What is being asked – Copy every line that mentions the word "Technique".

##############################

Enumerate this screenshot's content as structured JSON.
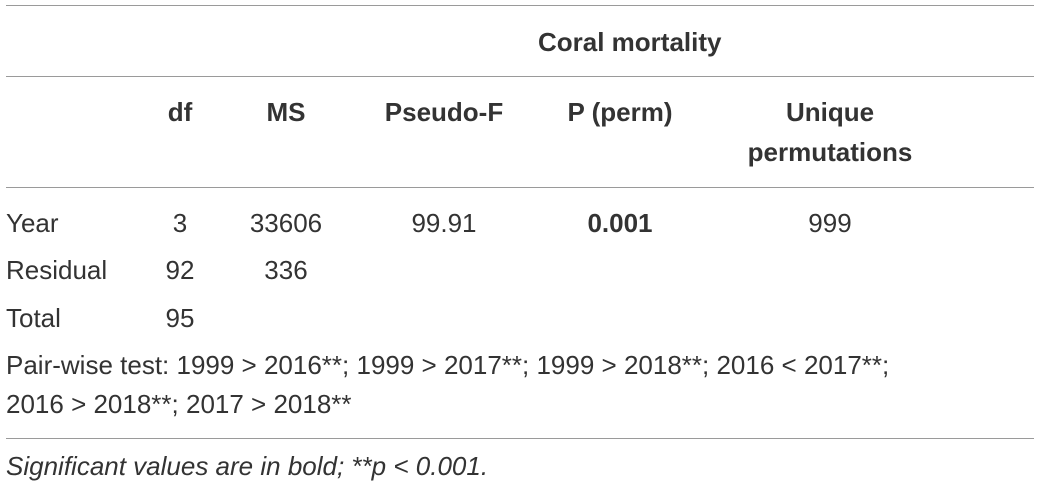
{
  "table": {
    "group_header": "Coral mortality",
    "columns": {
      "df": "df",
      "ms": "MS",
      "pseudo_f": "Pseudo-F",
      "p_perm": "P (perm)",
      "unique_line1": "Unique",
      "unique_line2": "permutations"
    },
    "rows": [
      {
        "source": "Year",
        "df": "3",
        "ms": "33606",
        "pseudo_f": "99.91",
        "p_perm": "0.001",
        "unique": "999"
      },
      {
        "source": "Residual",
        "df": "92",
        "ms": "336"
      },
      {
        "source": "Total",
        "df": "95"
      }
    ],
    "pairwise_line1": "Pair-wise test: 1999 > 2016**; 1999 > 2017**; 1999 > 2018**; 2016 < 2017**;",
    "pairwise_line2": "2016 > 2018**; 2017 > 2018**",
    "footnote": "Significant values are in bold; **p < 0.001."
  }
}
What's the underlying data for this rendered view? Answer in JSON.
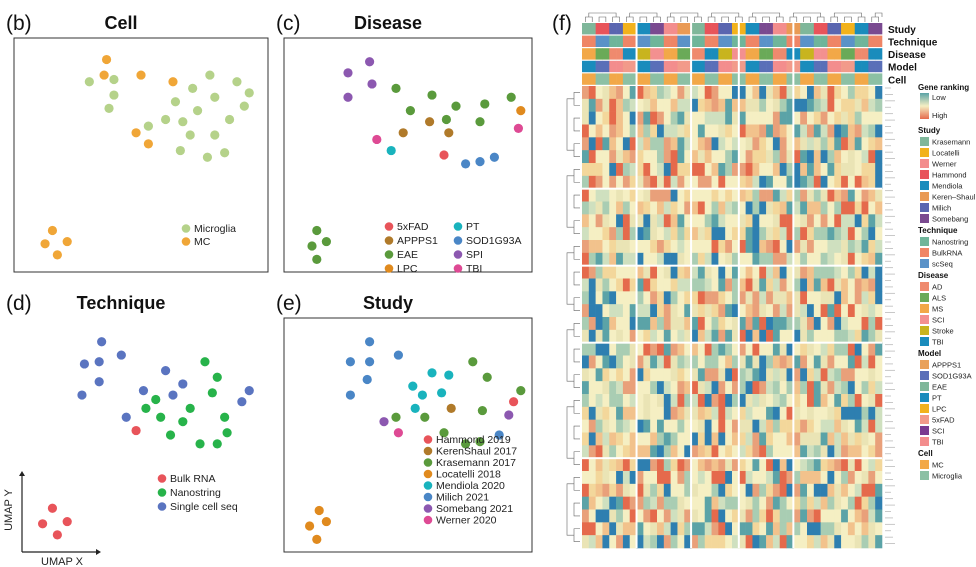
{
  "colors": {
    "microglia": "#b5d28a",
    "mc": "#f0a637",
    "fiveXFAD": "#e8545a",
    "APPPS1": "#b07a2a",
    "EAE": "#5a9a3c",
    "LPC": "#e08a1e",
    "PT": "#19b3bd",
    "SOD1G93A": "#4a86c6",
    "SPI": "#8c58b0",
    "TBI": "#de4a94",
    "bulk": "#e8545a",
    "nanostring": "#27b34a",
    "scseq": "#5a74c0",
    "hammond": "#e8545a",
    "kerenshaul": "#b07a2a",
    "krasemann": "#5a9a3c",
    "locatelli": "#e08a1e",
    "mendiola": "#19b3bd",
    "milich": "#4a86c6",
    "somebang": "#8c58b0",
    "werner": "#de4a94"
  },
  "panels": [
    {
      "label": "(b)",
      "title": "Cell",
      "legend": [
        {
          "text": "Microglia",
          "color": "#b5d28a"
        },
        {
          "text": "MC",
          "color": "#f0a637"
        }
      ]
    },
    {
      "label": "(c)",
      "title": "Disease",
      "legend": [
        {
          "text": "5xFAD",
          "color": "#e8545a"
        },
        {
          "text": "APPPS1",
          "color": "#b07a2a"
        },
        {
          "text": "EAE",
          "color": "#5a9a3c"
        },
        {
          "text": "LPC",
          "color": "#e08a1e"
        },
        {
          "text": "PT",
          "color": "#19b3bd"
        },
        {
          "text": "SOD1G93A",
          "color": "#4a86c6"
        },
        {
          "text": "SPI",
          "color": "#8c58b0"
        },
        {
          "text": "TBI",
          "color": "#de4a94"
        }
      ]
    },
    {
      "label": "(d)",
      "title": "Technique",
      "legend": [
        {
          "text": "Bulk RNA",
          "color": "#e8545a"
        },
        {
          "text": "Nanostring",
          "color": "#27b34a"
        },
        {
          "text": "Single cell seq",
          "color": "#5a74c0"
        }
      ]
    },
    {
      "label": "(e)",
      "title": "Study",
      "legend": [
        {
          "text": "Hammond 2019",
          "color": "#e8545a"
        },
        {
          "text": "KerenShaul 2017",
          "color": "#b07a2a"
        },
        {
          "text": "Krasemann 2017",
          "color": "#5a9a3c"
        },
        {
          "text": "Locatelli 2018",
          "color": "#e08a1e"
        },
        {
          "text": "Mendiola 2020",
          "color": "#19b3bd"
        },
        {
          "text": "Milich 2021",
          "color": "#4a86c6"
        },
        {
          "text": "Somebang 2021",
          "color": "#8c58b0"
        },
        {
          "text": "Werner 2020",
          "color": "#de4a94"
        }
      ]
    }
  ],
  "axes": {
    "xlabel": "UMAP X",
    "ylabel": "UMAP Y"
  },
  "chart_data": [
    {
      "type": "scatter",
      "title": "Cell",
      "points": [
        {
          "x": 3.6,
          "y": 9.3,
          "g": "mc"
        },
        {
          "x": 3.5,
          "y": 8.6,
          "g": "mc"
        },
        {
          "x": 2.9,
          "y": 8.3,
          "g": "microglia"
        },
        {
          "x": 3.9,
          "y": 8.4,
          "g": "microglia"
        },
        {
          "x": 5.0,
          "y": 8.6,
          "g": "mc"
        },
        {
          "x": 6.3,
          "y": 8.3,
          "g": "mc"
        },
        {
          "x": 7.8,
          "y": 8.6,
          "g": "microglia"
        },
        {
          "x": 8.9,
          "y": 8.3,
          "g": "microglia"
        },
        {
          "x": 3.9,
          "y": 7.7,
          "g": "microglia"
        },
        {
          "x": 7.1,
          "y": 8.0,
          "g": "microglia"
        },
        {
          "x": 6.4,
          "y": 7.4,
          "g": "microglia"
        },
        {
          "x": 8.0,
          "y": 7.6,
          "g": "microglia"
        },
        {
          "x": 9.4,
          "y": 7.8,
          "g": "microglia"
        },
        {
          "x": 3.7,
          "y": 7.1,
          "g": "microglia"
        },
        {
          "x": 7.3,
          "y": 7.0,
          "g": "microglia"
        },
        {
          "x": 9.2,
          "y": 7.2,
          "g": "microglia"
        },
        {
          "x": 6.0,
          "y": 6.6,
          "g": "microglia"
        },
        {
          "x": 6.7,
          "y": 6.5,
          "g": "microglia"
        },
        {
          "x": 8.6,
          "y": 6.6,
          "g": "microglia"
        },
        {
          "x": 5.3,
          "y": 6.3,
          "g": "microglia"
        },
        {
          "x": 4.8,
          "y": 6.0,
          "g": "mc"
        },
        {
          "x": 7.0,
          "y": 5.9,
          "g": "microglia"
        },
        {
          "x": 8.0,
          "y": 5.9,
          "g": "microglia"
        },
        {
          "x": 5.3,
          "y": 5.5,
          "g": "mc"
        },
        {
          "x": 6.6,
          "y": 5.2,
          "g": "microglia"
        },
        {
          "x": 8.4,
          "y": 5.1,
          "g": "microglia"
        },
        {
          "x": 7.7,
          "y": 4.9,
          "g": "microglia"
        },
        {
          "x": 1.4,
          "y": 1.6,
          "g": "mc"
        },
        {
          "x": 1.1,
          "y": 1.0,
          "g": "mc"
        },
        {
          "x": 2.0,
          "y": 1.1,
          "g": "mc"
        },
        {
          "x": 1.6,
          "y": 0.5,
          "g": "mc"
        }
      ]
    },
    {
      "type": "scatter",
      "title": "Disease",
      "points": [
        {
          "x": 3.4,
          "y": 9.2,
          "g": "SPI"
        },
        {
          "x": 2.5,
          "y": 8.7,
          "g": "SPI"
        },
        {
          "x": 3.5,
          "y": 8.2,
          "g": "SPI"
        },
        {
          "x": 2.5,
          "y": 7.6,
          "g": "SPI"
        },
        {
          "x": 4.5,
          "y": 8.0,
          "g": "EAE"
        },
        {
          "x": 6.0,
          "y": 7.7,
          "g": "EAE"
        },
        {
          "x": 9.3,
          "y": 7.6,
          "g": "EAE"
        },
        {
          "x": 5.1,
          "y": 7.0,
          "g": "EAE"
        },
        {
          "x": 7.0,
          "y": 7.2,
          "g": "EAE"
        },
        {
          "x": 8.2,
          "y": 7.3,
          "g": "EAE"
        },
        {
          "x": 9.7,
          "y": 7.0,
          "g": "LPC"
        },
        {
          "x": 5.9,
          "y": 6.5,
          "g": "APPPS1"
        },
        {
          "x": 6.6,
          "y": 6.6,
          "g": "EAE"
        },
        {
          "x": 8.0,
          "y": 6.5,
          "g": "EAE"
        },
        {
          "x": 4.8,
          "y": 6.0,
          "g": "APPPS1"
        },
        {
          "x": 6.7,
          "y": 6.0,
          "g": "APPPS1"
        },
        {
          "x": 9.6,
          "y": 6.2,
          "g": "TBI"
        },
        {
          "x": 3.7,
          "y": 5.7,
          "g": "TBI"
        },
        {
          "x": 4.3,
          "y": 5.2,
          "g": "PT"
        },
        {
          "x": 6.5,
          "y": 5.0,
          "g": "fiveXFAD"
        },
        {
          "x": 7.4,
          "y": 4.6,
          "g": "SOD1G93A"
        },
        {
          "x": 8.0,
          "y": 4.7,
          "g": "SOD1G93A"
        },
        {
          "x": 8.6,
          "y": 4.9,
          "g": "SOD1G93A"
        },
        {
          "x": 1.2,
          "y": 1.6,
          "g": "EAE"
        },
        {
          "x": 1.0,
          "y": 0.9,
          "g": "EAE"
        },
        {
          "x": 1.6,
          "y": 1.1,
          "g": "EAE"
        },
        {
          "x": 1.2,
          "y": 0.3,
          "g": "EAE"
        }
      ]
    },
    {
      "type": "scatter",
      "title": "Technique",
      "points": [
        {
          "x": 3.4,
          "y": 9.2,
          "g": "scseq"
        },
        {
          "x": 2.7,
          "y": 8.2,
          "g": "scseq"
        },
        {
          "x": 3.3,
          "y": 8.3,
          "g": "scseq"
        },
        {
          "x": 4.2,
          "y": 8.6,
          "g": "scseq"
        },
        {
          "x": 6.0,
          "y": 7.9,
          "g": "scseq"
        },
        {
          "x": 7.6,
          "y": 8.3,
          "g": "nanostring"
        },
        {
          "x": 3.3,
          "y": 7.4,
          "g": "scseq"
        },
        {
          "x": 5.1,
          "y": 7.0,
          "g": "scseq"
        },
        {
          "x": 6.7,
          "y": 7.3,
          "g": "scseq"
        },
        {
          "x": 8.1,
          "y": 7.6,
          "g": "nanostring"
        },
        {
          "x": 2.6,
          "y": 6.8,
          "g": "scseq"
        },
        {
          "x": 5.6,
          "y": 6.6,
          "g": "nanostring"
        },
        {
          "x": 6.3,
          "y": 6.8,
          "g": "scseq"
        },
        {
          "x": 7.9,
          "y": 6.9,
          "g": "nanostring"
        },
        {
          "x": 9.4,
          "y": 7.0,
          "g": "scseq"
        },
        {
          "x": 5.2,
          "y": 6.2,
          "g": "nanostring"
        },
        {
          "x": 7.0,
          "y": 6.2,
          "g": "nanostring"
        },
        {
          "x": 9.1,
          "y": 6.5,
          "g": "scseq"
        },
        {
          "x": 4.4,
          "y": 5.8,
          "g": "scseq"
        },
        {
          "x": 5.8,
          "y": 5.8,
          "g": "nanostring"
        },
        {
          "x": 6.7,
          "y": 5.6,
          "g": "nanostring"
        },
        {
          "x": 8.4,
          "y": 5.8,
          "g": "nanostring"
        },
        {
          "x": 4.8,
          "y": 5.2,
          "g": "bulk"
        },
        {
          "x": 6.2,
          "y": 5.0,
          "g": "nanostring"
        },
        {
          "x": 7.4,
          "y": 4.6,
          "g": "nanostring"
        },
        {
          "x": 8.1,
          "y": 4.6,
          "g": "nanostring"
        },
        {
          "x": 8.5,
          "y": 5.1,
          "g": "nanostring"
        },
        {
          "x": 1.4,
          "y": 1.7,
          "g": "bulk"
        },
        {
          "x": 1.0,
          "y": 1.0,
          "g": "bulk"
        },
        {
          "x": 2.0,
          "y": 1.1,
          "g": "bulk"
        },
        {
          "x": 1.6,
          "y": 0.5,
          "g": "bulk"
        }
      ]
    },
    {
      "type": "scatter",
      "title": "Study",
      "points": [
        {
          "x": 3.4,
          "y": 9.2,
          "g": "milich"
        },
        {
          "x": 2.6,
          "y": 8.3,
          "g": "milich"
        },
        {
          "x": 3.4,
          "y": 8.3,
          "g": "milich"
        },
        {
          "x": 4.6,
          "y": 8.6,
          "g": "milich"
        },
        {
          "x": 6.0,
          "y": 7.8,
          "g": "mendiola"
        },
        {
          "x": 7.7,
          "y": 8.3,
          "g": "krasemann"
        },
        {
          "x": 3.3,
          "y": 7.5,
          "g": "milich"
        },
        {
          "x": 5.2,
          "y": 7.2,
          "g": "mendiola"
        },
        {
          "x": 6.7,
          "y": 7.7,
          "g": "mendiola"
        },
        {
          "x": 8.3,
          "y": 7.6,
          "g": "krasemann"
        },
        {
          "x": 2.6,
          "y": 6.8,
          "g": "milich"
        },
        {
          "x": 5.6,
          "y": 6.8,
          "g": "mendiola"
        },
        {
          "x": 6.4,
          "y": 6.9,
          "g": "mendiola"
        },
        {
          "x": 9.7,
          "y": 7.0,
          "g": "krasemann"
        },
        {
          "x": 5.3,
          "y": 6.2,
          "g": "mendiola"
        },
        {
          "x": 6.8,
          "y": 6.2,
          "g": "kerenshaul"
        },
        {
          "x": 9.4,
          "y": 6.5,
          "g": "hammond"
        },
        {
          "x": 4.5,
          "y": 5.8,
          "g": "krasemann"
        },
        {
          "x": 5.7,
          "y": 5.8,
          "g": "krasemann"
        },
        {
          "x": 8.1,
          "y": 6.1,
          "g": "krasemann"
        },
        {
          "x": 9.2,
          "y": 5.9,
          "g": "somebang"
        },
        {
          "x": 4.0,
          "y": 5.6,
          "g": "somebang"
        },
        {
          "x": 6.5,
          "y": 5.1,
          "g": "krasemann"
        },
        {
          "x": 4.6,
          "y": 5.1,
          "g": "werner"
        },
        {
          "x": 7.4,
          "y": 4.6,
          "g": "krasemann"
        },
        {
          "x": 8.0,
          "y": 4.7,
          "g": "krasemann"
        },
        {
          "x": 8.8,
          "y": 5.0,
          "g": "milich"
        },
        {
          "x": 1.3,
          "y": 1.6,
          "g": "locatelli"
        },
        {
          "x": 0.9,
          "y": 0.9,
          "g": "locatelli"
        },
        {
          "x": 1.6,
          "y": 1.1,
          "g": "locatelli"
        },
        {
          "x": 1.2,
          "y": 0.3,
          "g": "locatelli"
        }
      ]
    },
    {
      "type": "heatmap",
      "panel_label": "(f)",
      "annotation_rows": [
        "Study",
        "Technique",
        "Disease",
        "Model",
        "Cell"
      ],
      "n_rows": 36,
      "n_cols": 44,
      "col_gaps_after": [
        7,
        15,
        22,
        30
      ],
      "row_gaps_after": [
        7,
        13,
        19,
        28
      ],
      "legend": {
        "gradient": {
          "title": "Gene ranking",
          "low": "Low",
          "high": "High",
          "colors": [
            "#5ba3a7",
            "#f5efc3",
            "#e56a4c"
          ]
        },
        "groups": [
          {
            "title": "Study",
            "items": [
              {
                "text": "Krasemann",
                "color": "#7fb79a"
              },
              {
                "text": "Locatelli",
                "color": "#f2b21c"
              },
              {
                "text": "Werner",
                "color": "#f38d8d"
              },
              {
                "text": "Hammond",
                "color": "#e8545a"
              },
              {
                "text": "Mendiola",
                "color": "#1a8cbc"
              },
              {
                "text": "Keren–Shaul",
                "color": "#e99a55"
              },
              {
                "text": "Milich",
                "color": "#5a66b0"
              },
              {
                "text": "Somebang",
                "color": "#7a4a90"
              }
            ]
          },
          {
            "title": "Technique",
            "items": [
              {
                "text": "Nanostring",
                "color": "#6fb59a"
              },
              {
                "text": "BulkRNA",
                "color": "#ef8566"
              },
              {
                "text": "scSeq",
                "color": "#5a92c8"
              }
            ]
          },
          {
            "title": "Disease",
            "items": [
              {
                "text": "AD",
                "color": "#ef8a6e"
              },
              {
                "text": "ALS",
                "color": "#6aaa58"
              },
              {
                "text": "MS",
                "color": "#f2a848"
              },
              {
                "text": "SCI",
                "color": "#f39090"
              },
              {
                "text": "Stroke",
                "color": "#c8b41e"
              },
              {
                "text": "TBI",
                "color": "#1a8cbc"
              }
            ]
          },
          {
            "title": "Model",
            "items": [
              {
                "text": "APPPS1",
                "color": "#e9a15a"
              },
              {
                "text": "SOD1G93A",
                "color": "#5a6fb8"
              },
              {
                "text": "EAE",
                "color": "#7fb79a"
              },
              {
                "text": "PT",
                "color": "#1a8cbc"
              },
              {
                "text": "LPC",
                "color": "#f2b21c"
              },
              {
                "text": "5xFAD",
                "color": "#f29a8a"
              },
              {
                "text": "SCI",
                "color": "#7a3a90"
              },
              {
                "text": "TBI",
                "color": "#f38d8d"
              }
            ]
          },
          {
            "title": "Cell",
            "items": [
              {
                "text": "MC",
                "color": "#f2a848"
              },
              {
                "text": "Microglia",
                "color": "#8cc0a4"
              }
            ]
          }
        ]
      }
    }
  ]
}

##############################

Solution for this problem –
      "title": "Technique",
      "title": "Technique",
        "Technique",
            "title": "Technique",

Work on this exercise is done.